* [Aufgabe] Prüfen Sie, ob die Aussagen (a), (b) und (c) mit dem unten stehenden Text über Ursachen von Hunger übereinstimmen: (a) Der Autor stellt in seinem Buch der persönlichen Ebene eine analytische Betrachtung entgegen. (b) Der Autor hat sich entschieden, auf Daten und Analysen zu verzichten. (c) Der Autor will die Mechanismen hinter den Geschehnissen aufzeigen. Antworten Sie jeweils mit Ja oder Nein und zitieren Sie die entscheidenden Worte des Textes wörtlich.

* [Angezeigter Text]
Diese und andere systemischen Ursachen für Hunger beleuchtet der Autor in seinem Buch, das der persönlichen Ebene auch eine analytische Betrachtung entgegenstellt. Denn: „Die Gefahr besteht, dass man ein paar traurige Geschichten liest und sich danach besser fühlt, weil man noch in der Lage ist, ein wenig Mitleid zu empfinden. Um das zu vermeiden, habe ich mich dazu entschlossen, diese Geschichten mit Daten und Analysen zu unterlegen. Damit versuche ich, zu verstehen, warum diese Dinge geschehen. Außerdem will ich die Mechanismen dahinter aufzeigen und analysieren." 

„Keinen Atheisten unter den Hungernden gefunden"

* [Bereitgestellte Daten]
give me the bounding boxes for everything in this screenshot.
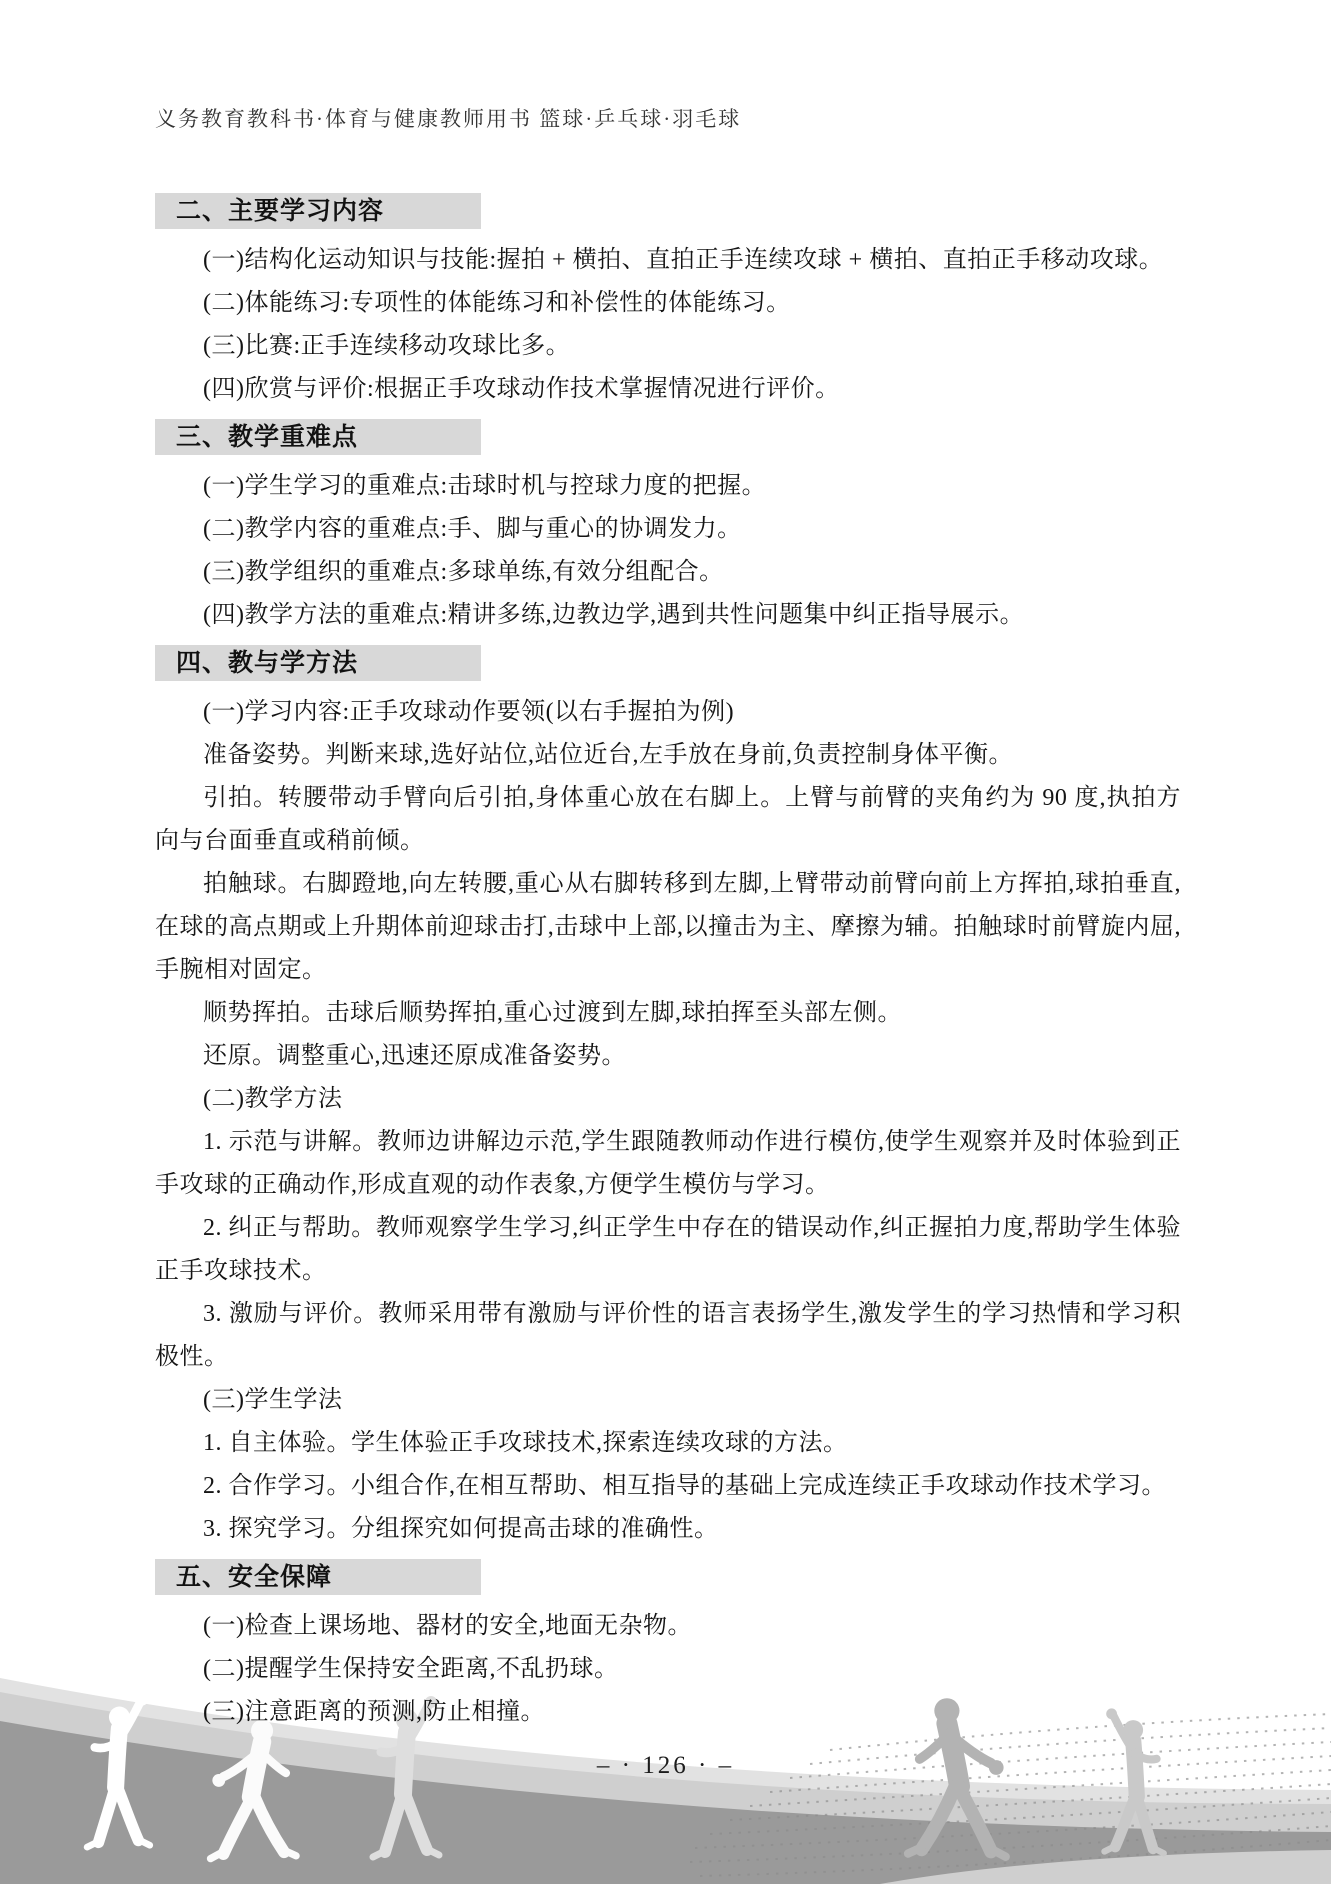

* [Ergebnis]
(a) Ja: „das der persönlichen Ebene auch eine analytische Betrachtung entgegenstellt"
(b) Nein: „habe ich mich dazu entschlossen, diese Geschichten mit Daten und Analysen zu unterlegen"
(c) Ja: „Außerdem will ich die Mechanismen dahinter aufzeigen und analysieren."